▸ **PROBLEM STATEMENT**: All of the material below is to be retyped exactly.

"""

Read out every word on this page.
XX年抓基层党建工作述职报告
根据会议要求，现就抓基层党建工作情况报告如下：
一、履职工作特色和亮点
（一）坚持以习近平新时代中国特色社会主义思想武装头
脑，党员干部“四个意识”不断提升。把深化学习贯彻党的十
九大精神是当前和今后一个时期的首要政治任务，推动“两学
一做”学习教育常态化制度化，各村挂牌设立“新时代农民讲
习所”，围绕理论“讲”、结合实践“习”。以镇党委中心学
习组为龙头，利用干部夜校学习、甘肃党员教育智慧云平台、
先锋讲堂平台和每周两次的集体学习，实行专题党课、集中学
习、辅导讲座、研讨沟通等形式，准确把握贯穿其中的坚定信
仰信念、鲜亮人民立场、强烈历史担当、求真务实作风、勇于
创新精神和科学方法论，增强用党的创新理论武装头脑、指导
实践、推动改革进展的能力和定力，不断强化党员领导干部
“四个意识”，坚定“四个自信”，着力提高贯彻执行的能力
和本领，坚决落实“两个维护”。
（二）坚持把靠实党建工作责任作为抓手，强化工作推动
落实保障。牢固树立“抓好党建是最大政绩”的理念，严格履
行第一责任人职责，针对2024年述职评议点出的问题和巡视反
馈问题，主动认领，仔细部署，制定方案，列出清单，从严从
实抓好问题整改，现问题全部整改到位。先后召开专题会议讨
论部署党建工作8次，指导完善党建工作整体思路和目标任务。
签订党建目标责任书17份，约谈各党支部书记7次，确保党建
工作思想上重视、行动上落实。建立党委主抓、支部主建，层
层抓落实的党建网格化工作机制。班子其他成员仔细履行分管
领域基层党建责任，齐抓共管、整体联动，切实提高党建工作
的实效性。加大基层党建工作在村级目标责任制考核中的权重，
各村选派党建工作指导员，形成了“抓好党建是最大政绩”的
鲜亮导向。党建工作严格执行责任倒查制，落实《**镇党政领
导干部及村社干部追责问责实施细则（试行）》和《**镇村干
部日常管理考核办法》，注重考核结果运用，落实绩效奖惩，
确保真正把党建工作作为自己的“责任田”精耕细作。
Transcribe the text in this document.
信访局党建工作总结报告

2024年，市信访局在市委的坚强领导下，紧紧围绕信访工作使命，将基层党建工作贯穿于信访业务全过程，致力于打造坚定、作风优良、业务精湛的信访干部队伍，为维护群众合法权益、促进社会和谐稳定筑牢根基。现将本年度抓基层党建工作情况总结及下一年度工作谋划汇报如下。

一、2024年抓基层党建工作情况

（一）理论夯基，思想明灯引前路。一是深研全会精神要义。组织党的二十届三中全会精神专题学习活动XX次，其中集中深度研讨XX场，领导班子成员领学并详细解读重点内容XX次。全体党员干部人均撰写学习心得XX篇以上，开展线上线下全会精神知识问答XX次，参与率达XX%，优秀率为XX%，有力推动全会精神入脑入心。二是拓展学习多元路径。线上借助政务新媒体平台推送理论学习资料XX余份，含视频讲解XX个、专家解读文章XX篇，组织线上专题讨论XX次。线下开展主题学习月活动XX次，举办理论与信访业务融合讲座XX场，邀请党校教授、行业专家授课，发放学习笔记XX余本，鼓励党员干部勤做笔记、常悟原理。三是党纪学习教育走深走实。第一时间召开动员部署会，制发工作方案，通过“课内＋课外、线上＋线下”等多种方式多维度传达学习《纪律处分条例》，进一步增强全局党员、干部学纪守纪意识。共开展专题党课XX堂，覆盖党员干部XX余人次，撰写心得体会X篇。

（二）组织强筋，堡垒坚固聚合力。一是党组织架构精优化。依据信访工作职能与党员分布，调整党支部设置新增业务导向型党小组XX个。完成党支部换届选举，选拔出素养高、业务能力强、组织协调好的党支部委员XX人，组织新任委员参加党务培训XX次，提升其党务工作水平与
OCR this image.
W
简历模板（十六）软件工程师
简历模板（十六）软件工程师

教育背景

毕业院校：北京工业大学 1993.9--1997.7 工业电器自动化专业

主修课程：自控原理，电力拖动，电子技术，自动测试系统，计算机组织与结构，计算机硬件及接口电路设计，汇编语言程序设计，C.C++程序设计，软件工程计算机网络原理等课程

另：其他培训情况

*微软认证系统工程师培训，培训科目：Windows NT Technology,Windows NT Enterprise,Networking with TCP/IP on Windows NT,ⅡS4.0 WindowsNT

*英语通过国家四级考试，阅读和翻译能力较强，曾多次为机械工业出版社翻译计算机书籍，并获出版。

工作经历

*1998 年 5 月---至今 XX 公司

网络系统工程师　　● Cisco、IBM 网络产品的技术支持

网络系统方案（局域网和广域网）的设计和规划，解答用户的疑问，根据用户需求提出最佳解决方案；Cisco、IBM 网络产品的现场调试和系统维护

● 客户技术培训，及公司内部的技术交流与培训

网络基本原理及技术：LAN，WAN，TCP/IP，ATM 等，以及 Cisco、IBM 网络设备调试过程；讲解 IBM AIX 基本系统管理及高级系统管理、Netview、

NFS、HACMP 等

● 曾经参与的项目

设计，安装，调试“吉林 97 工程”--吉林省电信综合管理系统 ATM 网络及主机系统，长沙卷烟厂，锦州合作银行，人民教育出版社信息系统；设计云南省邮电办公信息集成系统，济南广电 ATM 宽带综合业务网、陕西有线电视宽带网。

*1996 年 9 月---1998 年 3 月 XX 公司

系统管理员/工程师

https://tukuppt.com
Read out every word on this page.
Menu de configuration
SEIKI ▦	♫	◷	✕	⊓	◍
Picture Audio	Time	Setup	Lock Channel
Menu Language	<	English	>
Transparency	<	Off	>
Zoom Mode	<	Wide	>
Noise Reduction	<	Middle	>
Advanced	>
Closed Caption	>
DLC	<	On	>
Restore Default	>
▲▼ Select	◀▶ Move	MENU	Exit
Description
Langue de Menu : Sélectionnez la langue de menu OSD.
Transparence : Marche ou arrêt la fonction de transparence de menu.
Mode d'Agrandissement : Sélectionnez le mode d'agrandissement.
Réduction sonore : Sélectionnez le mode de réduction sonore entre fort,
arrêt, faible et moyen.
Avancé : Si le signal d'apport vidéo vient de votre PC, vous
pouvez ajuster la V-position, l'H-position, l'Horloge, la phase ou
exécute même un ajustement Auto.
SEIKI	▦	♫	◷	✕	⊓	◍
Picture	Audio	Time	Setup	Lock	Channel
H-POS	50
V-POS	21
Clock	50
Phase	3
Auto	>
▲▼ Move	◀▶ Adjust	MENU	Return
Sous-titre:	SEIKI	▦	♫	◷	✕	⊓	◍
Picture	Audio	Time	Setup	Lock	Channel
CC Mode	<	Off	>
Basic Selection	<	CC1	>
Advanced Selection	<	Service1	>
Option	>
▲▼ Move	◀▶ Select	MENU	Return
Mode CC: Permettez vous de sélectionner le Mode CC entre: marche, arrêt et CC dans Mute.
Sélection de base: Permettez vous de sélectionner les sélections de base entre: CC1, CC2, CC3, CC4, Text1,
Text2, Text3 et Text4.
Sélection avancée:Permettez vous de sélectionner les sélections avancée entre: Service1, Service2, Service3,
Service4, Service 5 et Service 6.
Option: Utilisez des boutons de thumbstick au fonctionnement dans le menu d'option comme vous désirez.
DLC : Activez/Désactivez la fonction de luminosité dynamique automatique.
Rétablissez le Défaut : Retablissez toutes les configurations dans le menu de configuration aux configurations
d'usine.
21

"""

▸ **EXERCISE RESULT**:
Read out every word on this page.
XX年抓基层党建工作述职报告
根据会议要求，现就抓基层党建工作情况报告如下：
一、履职工作特色和亮点
（一）坚持以习近平新时代中国特色社会主义思想武装头
脑，党员干部“四个意识”不断提升。把深化学习贯彻党的十
九大精神是当前和今后一个时期的首要政治任务，推动“两学
一做”学习教育常态化制度化，各村挂牌设立“新时代农民讲
习所”，围绕理论“讲”、结合实践“习”。以镇党委中心学
习组为龙头，利用干部夜校学习、甘肃党员教育智慧云平台、
先锋讲堂平台和每周两次的集体学习，实行专题党课、集中学
习、辅导讲座、研讨沟通等形式，准确把握贯穿其中的坚定信
仰信念、鲜亮人民立场、强烈历史担当、求真务实作风、勇于
创新精神和科学方法论，增强用党的创新理论武装头脑、指导
实践、推动改革进展的能力和定力，不断强化党员领导干部
“四个意识”，坚定“四个自信”，着力提高贯彻执行的能力
和本领，坚决落实“两个维护”。
（二）坚持把靠实党建工作责任作为抓手，强化工作推动
落实保障。牢固树立“抓好党建是最大政绩”的理念，严格履
行第一责任人职责，针对2024年述职评议点出的问题和巡视反
馈问题，主动认领，仔细部署，制定方案，列出清单，从严从
实抓好问题整改，现问题全部整改到位。先后召开专题会议讨
论部署党建工作8次，指导完善党建工作整体思路和目标任务。
签订党建目标责任书17份，约谈各党支部书记7次，确保党建
工作思想上重视、行动上落实。建立党委主抓、支部主建，层
层抓落实的党建网格化工作机制。班子其他成员仔细履行分管
领域基层党建责任，齐抓共管、整体联动，切实提高党建工作
的实效性。加大基层党建工作在村级目标责任制考核中的权重，
各村选派党建工作指导员，形成了“抓好党建是最大政绩”的
鲜亮导向。党建工作严格执行责任倒查制，落实《**镇党政领
导干部及村社干部追责问责实施细则（试行）》和《**镇村干
部日常管理考核办法》，注重考核结果运用，落实绩效奖惩，
确保真正把党建工作作为自己的“责任田”精耕细作。
Transcribe the text in this document.
信访局党建工作总结报告

2024年，市信访局在市委的坚强领导下，紧紧围绕信访工作使命，将基层党建工作贯穿于信访业务全过程，致力于打造坚定、作风优良、业务精湛的信访干部队伍，为维护群众合法权益、促进社会和谐稳定筑牢根基。现将本年度抓基层党建工作情况总结及下一年度工作谋划汇报如下。

一、2024年抓基层党建工作情况

（一）理论夯基，思想明灯引前路。一是深研全会精神要义。组织党的二十届三中全会精神专题学习活动XX次，其中集中深度研讨XX场，领导班子成员领学并详细解读重点内容XX次。全体党员干部人均撰写学习心得XX篇以上，开展线上线下全会精神知识问答XX次，参与率达XX%，优秀率为XX%，有力推动全会精神入脑入心。二是拓展学习多元路径。线上借助政务新媒体平台推送理论学习资料XX余份，含视频讲解XX个、专家解读文章XX篇，组织线上专题讨论XX次。线下开展主题学习月活动XX次，举办理论与信访业务融合讲座XX场，邀请党校教授、行业专家授课，发放学习笔记XX余本，鼓励党员干部勤做笔记、常悟原理。三是党纪学习教育走深走实。第一时间召开动员部署会，制发工作方案，通过“课内＋课外、线上＋线下”等多种方式多维度传达学习《纪律处分条例》，进一步增强全局党员、干部学纪守纪意识。共开展专题党课XX堂，覆盖党员干部XX余人次，撰写心得体会X篇。

（二）组织强筋，堡垒坚固聚合力。一是党组织架构精优化。依据信访工作职能与党员分布，调整党支部设置新增业务导向型党小组XX个。完成党支部换届选举，选拔出素养高、业务能力强、组织协调好的党支部委员XX人，组织新任委员参加党务培训XX次，提升其党务工作水平与
OCR this image.
W
简历模板（十六）软件工程师
简历模板（十六）软件工程师

教育背景

毕业院校：北京工业大学 1993.9--1997.7 工业电器自动化专业

主修课程：自控原理，电力拖动，电子技术，自动测试系统，计算机组织与结构，计算机硬件及接口电路设计，汇编语言程序设计，C.C++程序设计，软件工程计算机网络原理等课程

另：其他培训情况

*微软认证系统工程师培训，培训科目：Windows NT Technology,Windows NT Enterprise,Networking with TCP/IP on Windows NT,ⅡS4.0 WindowsNT

*英语通过国家四级考试，阅读和翻译能力较强，曾多次为机械工业出版社翻译计算机书籍，并获出版。

工作经历

*1998 年 5 月---至今 XX 公司

网络系统工程师　　● Cisco、IBM 网络产品的技术支持

网络系统方案（局域网和广域网）的设计和规划，解答用户的疑问，根据用户需求提出最佳解决方案；Cisco、IBM 网络产品的现场调试和系统维护

● 客户技术培训，及公司内部的技术交流与培训

网络基本原理及技术：LAN，WAN，TCP/IP，ATM 等，以及 Cisco、IBM 网络设备调试过程；讲解 IBM AIX 基本系统管理及高级系统管理、Netview、

NFS、HACMP 等

● 曾经参与的项目

设计，安装，调试“吉林 97 工程”--吉林省电信综合管理系统 ATM 网络及主机系统，长沙卷烟厂，锦州合作银行，人民教育出版社信息系统；设计云南省邮电办公信息集成系统，济南广电 ATM 宽带综合业务网、陕西有线电视宽带网。

*1996 年 9 月---1998 年 3 月 XX 公司

系统管理员/工程师

https://tukuppt.com
Read out every word on this page.
Menu de configuration
SEIKI ▦	♫	◷	✕	⊓	◍
Picture Audio	Time	Setup	Lock Channel
Menu Language	<	English	>
Transparency	<	Off	>
Zoom Mode	<	Wide	>
Noise Reduction	<	Middle	>
Advanced	>
Closed Caption	>
DLC	<	On	>
Restore Default	>
▲▼ Select	◀▶ Move	MENU	Exit
Description
Langue de Menu : Sélectionnez la langue de menu OSD.
Transparence : Marche ou arrêt la fonction de transparence de menu.
Mode d'Agrandissement : Sélectionnez le mode d'agrandissement.
Réduction sonore : Sélectionnez le mode de réduction sonore entre fort,
arrêt, faible et moyen.
Avancé : Si le signal d'apport vidéo vient de votre PC, vous
pouvez ajuster la V-position, l'H-position, l'Horloge, la phase ou
exécute même un ajustement Auto.
SEIKI	▦	♫	◷	✕	⊓	◍
Picture	Audio	Time	Setup	Lock	Channel
H-POS	50
V-POS	21
Clock	50
Phase	3
Auto	>
▲▼ Move	◀▶ Adjust	MENU	Return
Sous-titre:	SEIKI	▦	♫	◷	✕	⊓	◍
Picture	Audio	Time	Setup	Lock	Channel
CC Mode	<	Off	>
Basic Selection	<	CC1	>
Advanced Selection	<	Service1	>
Option	>
▲▼ Move	◀▶ Select	MENU	Return
Mode CC: Permettez vous de sélectionner le Mode CC entre: marche, arrêt et CC dans Mute.
Sélection de base: Permettez vous de sélectionner les sélections de base entre: CC1, CC2, CC3, CC4, Text1,
Text2, Text3 et Text4.
Sélection avancée:Permettez vous de sélectionner les sélections avancée entre: Service1, Service2, Service3,
Service4, Service 5 et Service 6.
Option: Utilisez des boutons de thumbstick au fonctionnement dans le menu d'option comme vous désirez.
DLC : Activez/Désactivez la fonction de luminosité dynamique automatique.
Rétablissez le Défaut : Retablissez toutes les configurations dans le menu de configuration aux configurations
d'usine.
21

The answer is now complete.